━━━ Information given ━━━

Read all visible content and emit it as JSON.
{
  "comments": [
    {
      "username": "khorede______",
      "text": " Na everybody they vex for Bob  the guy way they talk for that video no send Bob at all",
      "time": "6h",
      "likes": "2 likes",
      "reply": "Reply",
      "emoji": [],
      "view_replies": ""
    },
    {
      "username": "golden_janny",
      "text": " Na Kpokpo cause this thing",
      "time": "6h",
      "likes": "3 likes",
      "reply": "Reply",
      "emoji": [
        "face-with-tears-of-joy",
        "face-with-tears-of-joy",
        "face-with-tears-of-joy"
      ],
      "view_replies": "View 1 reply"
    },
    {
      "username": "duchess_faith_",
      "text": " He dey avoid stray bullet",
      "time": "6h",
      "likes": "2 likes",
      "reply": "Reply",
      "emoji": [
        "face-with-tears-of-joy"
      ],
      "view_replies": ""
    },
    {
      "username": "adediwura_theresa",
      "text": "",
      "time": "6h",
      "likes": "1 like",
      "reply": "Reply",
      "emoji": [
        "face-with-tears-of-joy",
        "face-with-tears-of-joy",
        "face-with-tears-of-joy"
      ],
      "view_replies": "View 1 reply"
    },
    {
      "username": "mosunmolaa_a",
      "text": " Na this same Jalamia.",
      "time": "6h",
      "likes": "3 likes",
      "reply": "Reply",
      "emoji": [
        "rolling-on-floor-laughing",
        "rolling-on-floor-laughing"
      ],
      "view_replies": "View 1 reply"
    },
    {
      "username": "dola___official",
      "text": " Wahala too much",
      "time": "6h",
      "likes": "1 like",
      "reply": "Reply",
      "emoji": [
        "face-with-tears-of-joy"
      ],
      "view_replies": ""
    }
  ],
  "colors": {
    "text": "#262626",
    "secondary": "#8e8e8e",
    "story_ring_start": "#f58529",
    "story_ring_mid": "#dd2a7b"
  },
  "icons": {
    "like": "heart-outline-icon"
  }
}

━━━

**Your objective**
Which lines hold the word "username"? Return all of them from the records above.

**Finished exercise**
      "username": "khorede______",
      "username": "golden_janny",
      "username": "duchess_faith_",
      "username": "adediwura_theresa",
      "username": "mosunmolaa_a",
      "username": "dola___official",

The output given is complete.